Extrait choisi
Le second naviguait depuis 1967. Il était titulaire d'un brevet ON II délivré à St. Catharines en 1998. Il était à l'emploi de la compagnie depuis mars 1987 et avait occupé ce poste pendant près de sept ans à bord de différents navires. Il a suivi un cours de gestion des ressources à la passerelle en 1995. Il a déclaré qu'il était bien reposé et qu'il se sentait apte à s'acquitter de ses fonctions.
Le timonier naviguait depuis 1969 et comptait 20 ans d'expérience comme timonier. Il travaillait surtout à bord de navires des Grands Lacs. Il a fait savoir qu'il était reposé et attentif à ses fonctions et qu'il n'a éprouvé aucune difficulté à gouverner le navire pendant qu'il était à la barre.
Chenal Neebish
La voie ouest et la voie médiane du chenal Neebish sont des voies navigables importantes qui relient le lac Huron et le lac Supérieur. Le US Army Corps of Engineers [corps du génie de l'armée des États-Unis] a terminé en 1958 des travaux d'amélioration du chenal. Ces travaux ont inclus des travaux de dragage destinés à permettre le passage de navire ayant des tirants d'eau plus forts. La voie médiane du chenal Neebish a été draguée et reprofilée à l'aide d'explosifs. Les débris de pierre ont été retirés et empilés sur les rives du canal. Le fond de la rivière demeure dur et rocheux. Depuis la construction d'une voie descendante, du côté ouest de l'île Neebish, le chenal est à sens unique pour les navires montants. Plusieurs sections du chenal Neebish traversent des eaux canadiennes. Les chenaux de la rivière St. Marys sont conformes aux Lignes directrices sur les manoeuvres dans les voies navigables canadiennes de la Garde côtière canadienne; comme aucun problème n'a été signalé, la Garde côtière canadienne n'a jamais exécuté de travaux de dragage dans ces sections.
Les navigateurs disposent, au sujet de la rivière St. Marys, d'une information provenant de sources variées, notamment la carte numéro 14883 des États-Unis et les Instructions nautiques du Canada, volume 2. Le volume intitulé United States Coast Pilot for the Great Lakes, Volume 6, donne la description suivante du chenal Neebish :
[traduction]
Le chenal dragué de la rivière St. Marys se divise pour faire le tour de 'île Neebish. Le chenal remontant, à l'Est et au Nord de l'île Neebish, mesure 17,5 miles de longueur. Dans ce passage, les routes à suivre sont bien marquées par des feux d'alignement et des bouées lumineuses. La voie 9 s'étend sur 3,6 miles vers le NNE [nord-nord-est] jusqu'à Johnson Point du côté SE [sud-est] de l'île Neebish. La voie E [est] du chenal a une profondeur de 21 pieds et mesure 200 pieds de largeur. La voie W [ouest] a une profondeur de 27 pieds et une largeur d'au moins 300 pieds. La voie ouest est marquée par des feux d'alignement situés à 016°55′ à son extrémité amont.

Lignes du jeu de données
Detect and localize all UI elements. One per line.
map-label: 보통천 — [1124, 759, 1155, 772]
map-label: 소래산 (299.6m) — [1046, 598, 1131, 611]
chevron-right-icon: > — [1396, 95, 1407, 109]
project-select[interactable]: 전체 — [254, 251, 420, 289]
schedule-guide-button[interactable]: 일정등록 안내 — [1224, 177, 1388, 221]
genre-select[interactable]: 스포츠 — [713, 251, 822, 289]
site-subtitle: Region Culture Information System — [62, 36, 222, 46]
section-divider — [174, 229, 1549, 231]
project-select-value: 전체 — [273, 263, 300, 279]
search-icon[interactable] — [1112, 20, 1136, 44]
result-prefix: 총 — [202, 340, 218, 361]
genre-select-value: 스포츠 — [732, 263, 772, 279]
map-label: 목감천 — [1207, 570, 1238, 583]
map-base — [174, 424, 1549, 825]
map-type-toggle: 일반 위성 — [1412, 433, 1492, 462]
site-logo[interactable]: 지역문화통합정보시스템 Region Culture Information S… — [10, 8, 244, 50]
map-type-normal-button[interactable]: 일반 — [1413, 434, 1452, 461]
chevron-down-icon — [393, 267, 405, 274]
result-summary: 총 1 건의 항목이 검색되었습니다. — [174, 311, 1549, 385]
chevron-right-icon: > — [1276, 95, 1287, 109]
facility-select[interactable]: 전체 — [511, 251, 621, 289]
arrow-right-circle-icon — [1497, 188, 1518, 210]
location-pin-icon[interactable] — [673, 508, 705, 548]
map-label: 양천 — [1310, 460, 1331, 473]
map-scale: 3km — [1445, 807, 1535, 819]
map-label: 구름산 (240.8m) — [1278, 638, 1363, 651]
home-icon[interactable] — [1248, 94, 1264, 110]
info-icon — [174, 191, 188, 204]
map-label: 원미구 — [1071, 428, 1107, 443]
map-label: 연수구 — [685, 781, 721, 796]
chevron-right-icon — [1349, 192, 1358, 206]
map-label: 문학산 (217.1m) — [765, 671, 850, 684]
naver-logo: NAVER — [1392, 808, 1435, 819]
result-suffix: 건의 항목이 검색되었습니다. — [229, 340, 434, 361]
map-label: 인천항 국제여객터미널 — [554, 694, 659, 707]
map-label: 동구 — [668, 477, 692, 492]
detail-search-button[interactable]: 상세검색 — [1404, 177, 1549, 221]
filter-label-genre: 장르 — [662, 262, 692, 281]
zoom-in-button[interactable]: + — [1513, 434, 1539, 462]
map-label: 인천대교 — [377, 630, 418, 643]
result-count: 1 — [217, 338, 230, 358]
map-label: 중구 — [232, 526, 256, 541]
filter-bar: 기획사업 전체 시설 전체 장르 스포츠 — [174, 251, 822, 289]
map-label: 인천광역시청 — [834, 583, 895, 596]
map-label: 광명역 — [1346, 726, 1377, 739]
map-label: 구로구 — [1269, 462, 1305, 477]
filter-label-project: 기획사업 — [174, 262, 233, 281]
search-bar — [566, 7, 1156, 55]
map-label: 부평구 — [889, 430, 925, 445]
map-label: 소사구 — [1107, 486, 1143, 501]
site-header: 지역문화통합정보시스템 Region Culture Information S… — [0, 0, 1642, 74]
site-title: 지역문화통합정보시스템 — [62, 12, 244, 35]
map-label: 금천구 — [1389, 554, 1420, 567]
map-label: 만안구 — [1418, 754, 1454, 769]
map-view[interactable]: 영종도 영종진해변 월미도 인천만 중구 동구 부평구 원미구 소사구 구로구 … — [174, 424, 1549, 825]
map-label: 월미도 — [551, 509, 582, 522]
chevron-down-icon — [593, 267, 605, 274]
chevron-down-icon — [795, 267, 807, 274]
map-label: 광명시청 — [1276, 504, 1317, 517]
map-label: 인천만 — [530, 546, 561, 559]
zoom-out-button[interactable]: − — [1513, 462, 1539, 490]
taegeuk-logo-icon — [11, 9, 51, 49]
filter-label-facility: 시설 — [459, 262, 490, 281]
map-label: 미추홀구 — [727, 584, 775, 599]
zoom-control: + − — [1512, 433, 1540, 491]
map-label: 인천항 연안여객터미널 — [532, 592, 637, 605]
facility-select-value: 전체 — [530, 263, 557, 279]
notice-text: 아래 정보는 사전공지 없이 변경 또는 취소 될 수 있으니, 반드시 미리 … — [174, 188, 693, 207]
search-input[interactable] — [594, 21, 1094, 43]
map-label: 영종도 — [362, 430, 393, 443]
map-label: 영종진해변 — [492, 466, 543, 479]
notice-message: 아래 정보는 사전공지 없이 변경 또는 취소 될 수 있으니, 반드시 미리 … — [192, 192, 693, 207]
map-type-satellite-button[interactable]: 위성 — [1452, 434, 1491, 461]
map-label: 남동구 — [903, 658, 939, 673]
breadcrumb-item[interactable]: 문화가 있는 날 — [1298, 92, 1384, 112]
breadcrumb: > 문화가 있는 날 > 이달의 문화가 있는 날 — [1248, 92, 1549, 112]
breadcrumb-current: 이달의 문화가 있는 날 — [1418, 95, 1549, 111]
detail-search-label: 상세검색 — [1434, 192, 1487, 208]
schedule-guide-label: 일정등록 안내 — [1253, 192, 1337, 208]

Consignes
1. Recopiez fidèlement le passage de l'extrait qui va de « Le timonier naviguait » jusqu'à « à la barre. ».
2. D'après l'extrait, pourquoi la Garde côtière canadienne n'a-t-elle jamais effectué de travaux de dragage dans les sections du chenal Neebish situées en eaux canadiennes ? Répondez en une à trois phrases.
Les lignes n'interviennent en rien dans ce travail.

Réponses détaillées
1.
Le timonier naviguait depuis 1969 et comptait 20 ans d'expérience comme timonier. Il travaillait surtout à bord de navires des Grands Lacs. Il a fait savoir qu'il était reposé et attentif à ses fonctions et qu'il n'a éprouvé aucune difficulté à gouverner le navire pendant qu'il était à la barre.

2. Les chenaux de la rivière St. Marys sont conformes aux Lignes directrices sur les manoeuvres dans les voies navigables canadiennes de la Garde côtière canadienne. Comme aucun problème n'a été signalé, celle-ci n'a jamais eu à draguer ces sections.